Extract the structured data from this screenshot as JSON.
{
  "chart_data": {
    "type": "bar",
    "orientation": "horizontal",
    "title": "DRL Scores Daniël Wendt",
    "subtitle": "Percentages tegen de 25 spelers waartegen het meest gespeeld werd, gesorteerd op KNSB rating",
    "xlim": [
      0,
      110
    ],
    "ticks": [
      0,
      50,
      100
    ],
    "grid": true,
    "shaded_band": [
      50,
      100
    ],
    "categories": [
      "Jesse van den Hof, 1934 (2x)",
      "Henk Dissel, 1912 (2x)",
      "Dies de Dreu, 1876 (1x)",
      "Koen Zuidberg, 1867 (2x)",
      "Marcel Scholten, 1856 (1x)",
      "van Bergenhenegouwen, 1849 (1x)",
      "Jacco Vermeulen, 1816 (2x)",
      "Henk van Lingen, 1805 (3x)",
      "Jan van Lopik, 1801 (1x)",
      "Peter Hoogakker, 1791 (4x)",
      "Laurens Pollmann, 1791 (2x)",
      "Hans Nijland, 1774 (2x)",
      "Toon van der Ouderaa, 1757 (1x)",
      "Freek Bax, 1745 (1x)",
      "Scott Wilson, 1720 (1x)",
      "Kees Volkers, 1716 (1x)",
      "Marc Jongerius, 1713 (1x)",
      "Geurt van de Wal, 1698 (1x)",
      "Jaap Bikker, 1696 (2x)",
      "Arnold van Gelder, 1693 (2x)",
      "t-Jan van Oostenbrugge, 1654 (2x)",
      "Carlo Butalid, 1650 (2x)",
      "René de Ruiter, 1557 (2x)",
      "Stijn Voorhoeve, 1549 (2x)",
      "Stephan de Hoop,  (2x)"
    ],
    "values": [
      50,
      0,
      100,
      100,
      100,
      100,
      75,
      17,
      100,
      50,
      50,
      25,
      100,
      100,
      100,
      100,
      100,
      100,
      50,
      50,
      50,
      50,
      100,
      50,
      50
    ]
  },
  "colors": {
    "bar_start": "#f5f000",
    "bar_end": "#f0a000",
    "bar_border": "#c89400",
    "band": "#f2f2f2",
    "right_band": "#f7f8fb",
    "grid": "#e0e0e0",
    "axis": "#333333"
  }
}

|---|

▸ The problem:
Output the listing above without altering a single character.

▸ Solution to this problem:
Extract the structured data from this screenshot as JSON.
{
  "chart_data": {
    "type": "bar",
    "orientation": "horizontal",
    "title": "DRL Scores Daniël Wendt",
    "subtitle": "Percentages tegen de 25 spelers waartegen het meest gespeeld werd, gesorteerd op KNSB rating",
    "xlim": [
      0,
      110
    ],
    "ticks": [
      0,
      50,
      100
    ],
    "grid": true,
    "shaded_band": [
      50,
      100
    ],
    "categories": [
      "Jesse van den Hof, 1934 (2x)",
      "Henk Dissel, 1912 (2x)",
      "Dies de Dreu, 1876 (1x)",
      "Koen Zuidberg, 1867 (2x)",
      "Marcel Scholten, 1856 (1x)",
      "van Bergenhenegouwen, 1849 (1x)",
      "Jacco Vermeulen, 1816 (2x)",
      "Henk van Lingen, 1805 (3x)",
      "Jan van Lopik, 1801 (1x)",
      "Peter Hoogakker, 1791 (4x)",
      "Laurens Pollmann, 1791 (2x)",
      "Hans Nijland, 1774 (2x)",
      "Toon van der Ouderaa, 1757 (1x)",
      "Freek Bax, 1745 (1x)",
      "Scott Wilson, 1720 (1x)",
      "Kees Volkers, 1716 (1x)",
      "Marc Jongerius, 1713 (1x)",
      "Geurt van de Wal, 1698 (1x)",
      "Jaap Bikker, 1696 (2x)",
      "Arnold van Gelder, 1693 (2x)",
      "t-Jan van Oostenbrugge, 1654 (2x)",
      "Carlo Butalid, 1650 (2x)",
      "René de Ruiter, 1557 (2x)",
      "Stijn Voorhoeve, 1549 (2x)",
      "Stephan de Hoop,  (2x)"
    ],
    "values": [
      50,
      0,
      100,
      100,
      100,
      100,
      75,
      17,
      100,
      50,
      50,
      25,
      100,
      100,
      100,
      100,
      100,
      100,
      50,
      50,
      50,
      50,
      100,
      50,
      50
    ]
  },
  "colors": {
    "bar_start": "#f5f000",
    "bar_end": "#f0a000",
    "bar_border": "#c89400",
    "band": "#f2f2f2",
    "right_band": "#f7f8fb",
    "grid": "#e0e0e0",
    "axis": "#333333"
  }
}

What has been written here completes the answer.